» **EXERCISE AIM**
Copy every line of the material below word for word.

** START OF TASK INPUTS **

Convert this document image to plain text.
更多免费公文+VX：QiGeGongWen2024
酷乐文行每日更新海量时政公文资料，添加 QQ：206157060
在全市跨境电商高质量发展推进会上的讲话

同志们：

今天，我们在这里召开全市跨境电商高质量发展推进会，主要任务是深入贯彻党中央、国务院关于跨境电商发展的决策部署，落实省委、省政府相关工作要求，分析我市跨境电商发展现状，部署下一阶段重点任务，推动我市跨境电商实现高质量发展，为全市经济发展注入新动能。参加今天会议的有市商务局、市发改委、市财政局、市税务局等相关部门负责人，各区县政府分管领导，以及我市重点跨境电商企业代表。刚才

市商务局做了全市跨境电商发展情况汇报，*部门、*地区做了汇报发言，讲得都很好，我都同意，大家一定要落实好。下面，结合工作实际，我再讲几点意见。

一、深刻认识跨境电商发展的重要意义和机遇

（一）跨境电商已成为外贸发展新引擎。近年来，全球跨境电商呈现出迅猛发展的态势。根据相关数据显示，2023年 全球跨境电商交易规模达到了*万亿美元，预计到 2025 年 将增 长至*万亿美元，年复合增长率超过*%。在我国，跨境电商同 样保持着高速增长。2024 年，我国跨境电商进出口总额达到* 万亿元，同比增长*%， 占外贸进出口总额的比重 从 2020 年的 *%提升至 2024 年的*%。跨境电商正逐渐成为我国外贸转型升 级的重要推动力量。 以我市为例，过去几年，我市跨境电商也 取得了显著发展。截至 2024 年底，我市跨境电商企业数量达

** END OF TASK INPUTS **

» **THE SOLUTION**
Convert this document image to plain text.
更多免费公文+VX：QiGeGongWen2024
酷乐文行每日更新海量时政公文资料，添加 QQ：206157060
在全市跨境电商高质量发展推进会上的讲话

同志们：

今天，我们在这里召开全市跨境电商高质量发展推进会，主要任务是深入贯彻党中央、国务院关于跨境电商发展的决策部署，落实省委、省政府相关工作要求，分析我市跨境电商发展现状，部署下一阶段重点任务，推动我市跨境电商实现高质量发展，为全市经济发展注入新动能。参加今天会议的有市商务局、市发改委、市财政局、市税务局等相关部门负责人，各区县政府分管领导，以及我市重点跨境电商企业代表。刚才

市商务局做了全市跨境电商发展情况汇报，*部门、*地区做了汇报发言，讲得都很好，我都同意，大家一定要落实好。下面，结合工作实际，我再讲几点意见。

一、深刻认识跨境电商发展的重要意义和机遇

（一）跨境电商已成为外贸发展新引擎。近年来，全球跨境电商呈现出迅猛发展的态势。根据相关数据显示，2023年 全球跨境电商交易规模达到了*万亿美元，预计到 2025 年 将增 长至*万亿美元，年复合增长率超过*%。在我国，跨境电商同 样保持着高速增长。2024 年，我国跨境电商进出口总额达到* 万亿元，同比增长*%， 占外贸进出口总额的比重 从 2020 年的 *%提升至 2024 年的*%。跨境电商正逐渐成为我国外贸转型升 级的重要推动力量。 以我市为例，过去几年，我市跨境电商也 取得了显著发展。截至 2024 年底，我市跨境电商企业数量达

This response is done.